::: RECORDS PROVIDED
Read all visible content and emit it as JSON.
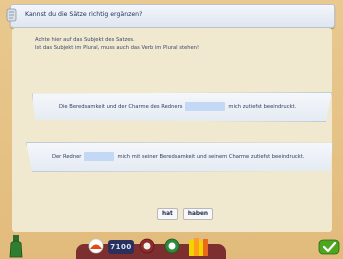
{
  "header": {
    "title": "Kannst du die Sätze richtig ergänzen?"
  },
  "hint": {
    "line1": "Achte hier auf das Subjekt des Satzes.",
    "line2": "Ist das Subjekt im Plural, muss auch das Verb im Plural stehen!"
  },
  "sentences": [
    {
      "before": "Die Beredsamkeit und der Charme des Redners",
      "after": "mich zutiefst beeindruckt."
    },
    {
      "before": "Der Redner",
      "after": "mich mit seiner Beredsamkeit und seinem Charme zutiefst beeindruckt."
    }
  ],
  "choices": [
    "hat",
    "haben"
  ],
  "toolbar": {
    "counter": "7100",
    "icons": [
      "bottle-icon",
      "hat-icon",
      "counter-display",
      "magnifier-icon",
      "clock-icon",
      "books-icon",
      "check-icon"
    ]
  },
  "colors": {
    "background": "#e7c488",
    "blank": "#c3d8f5",
    "check_button": "#4ea51f"
  }
}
::::::
INSTRUCTIONS TO FOLLOW. Pull out all lines containing "Subjekt".

PROBLEM SOLUTION.
    "line1": "Achte hier auf das Subjekt des Satzes.",
    "line2": "Ist das Subjekt im Plural, muss auch das Verb im Plural stehen!"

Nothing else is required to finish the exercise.